**Set task:** Search the records that follow and extract every line containing the string "Lungo".

**Given records:**
>>>>>

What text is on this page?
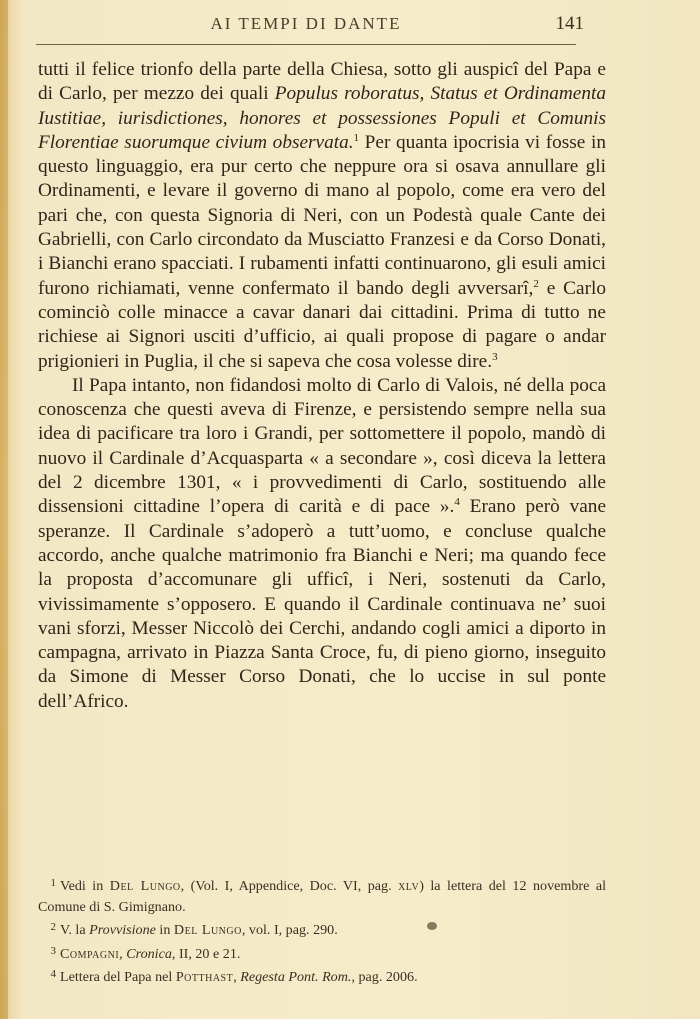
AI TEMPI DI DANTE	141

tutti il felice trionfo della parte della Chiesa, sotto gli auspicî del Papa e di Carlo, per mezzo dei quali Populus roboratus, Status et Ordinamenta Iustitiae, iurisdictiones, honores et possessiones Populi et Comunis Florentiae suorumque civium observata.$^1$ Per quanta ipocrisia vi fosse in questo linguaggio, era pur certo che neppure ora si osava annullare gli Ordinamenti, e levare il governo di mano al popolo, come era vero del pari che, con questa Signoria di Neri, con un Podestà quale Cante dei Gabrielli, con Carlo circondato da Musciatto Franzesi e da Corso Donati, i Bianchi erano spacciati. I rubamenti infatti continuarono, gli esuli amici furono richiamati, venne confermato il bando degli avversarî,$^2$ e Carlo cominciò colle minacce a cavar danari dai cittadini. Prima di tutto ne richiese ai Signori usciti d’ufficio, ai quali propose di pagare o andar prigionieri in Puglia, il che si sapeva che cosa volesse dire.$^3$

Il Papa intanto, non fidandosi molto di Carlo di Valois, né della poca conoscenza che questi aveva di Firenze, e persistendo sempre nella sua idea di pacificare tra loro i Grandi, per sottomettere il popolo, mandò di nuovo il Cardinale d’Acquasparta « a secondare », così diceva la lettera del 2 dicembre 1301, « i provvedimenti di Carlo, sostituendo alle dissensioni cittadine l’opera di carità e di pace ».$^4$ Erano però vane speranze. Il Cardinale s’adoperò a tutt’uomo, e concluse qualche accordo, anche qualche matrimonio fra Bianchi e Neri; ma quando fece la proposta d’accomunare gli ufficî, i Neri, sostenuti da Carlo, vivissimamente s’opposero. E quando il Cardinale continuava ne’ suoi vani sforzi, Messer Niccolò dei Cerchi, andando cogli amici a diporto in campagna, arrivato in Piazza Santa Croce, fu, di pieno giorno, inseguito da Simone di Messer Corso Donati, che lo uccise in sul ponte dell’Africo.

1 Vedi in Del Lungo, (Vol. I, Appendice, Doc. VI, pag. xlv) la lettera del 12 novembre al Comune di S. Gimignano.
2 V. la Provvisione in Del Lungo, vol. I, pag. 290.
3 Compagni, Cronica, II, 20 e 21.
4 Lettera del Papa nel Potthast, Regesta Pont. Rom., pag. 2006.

<<<<<
>>>>>

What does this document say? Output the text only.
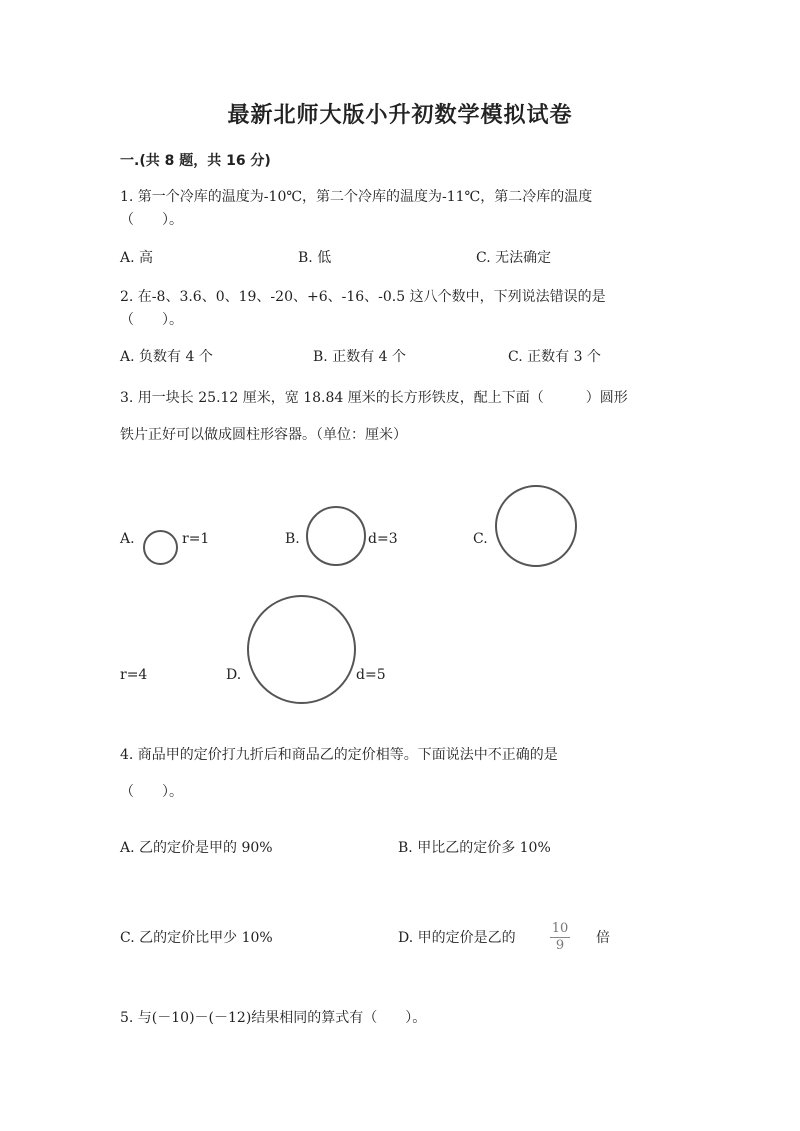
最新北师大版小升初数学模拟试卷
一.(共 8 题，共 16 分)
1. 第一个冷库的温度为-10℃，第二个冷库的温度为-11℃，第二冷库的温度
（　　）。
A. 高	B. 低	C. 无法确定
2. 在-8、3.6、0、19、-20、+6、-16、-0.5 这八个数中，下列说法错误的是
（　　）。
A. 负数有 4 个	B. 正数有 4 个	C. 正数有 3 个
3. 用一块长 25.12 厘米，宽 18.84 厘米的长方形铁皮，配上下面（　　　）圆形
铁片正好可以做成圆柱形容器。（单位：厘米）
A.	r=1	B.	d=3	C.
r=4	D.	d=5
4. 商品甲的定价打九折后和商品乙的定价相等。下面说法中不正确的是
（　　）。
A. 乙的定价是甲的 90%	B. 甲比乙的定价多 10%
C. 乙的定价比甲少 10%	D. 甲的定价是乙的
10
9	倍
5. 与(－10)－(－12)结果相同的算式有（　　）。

<<<<<

**Answer in full:**
1 Vedi in Del Lungo, (Vol. I, Appendice, Doc. VI, pag. xlv) la lettera del 12 novembre al Comune di S. Gimignano.
2 V. la Provvisione in Del Lungo, vol. I, pag. 290.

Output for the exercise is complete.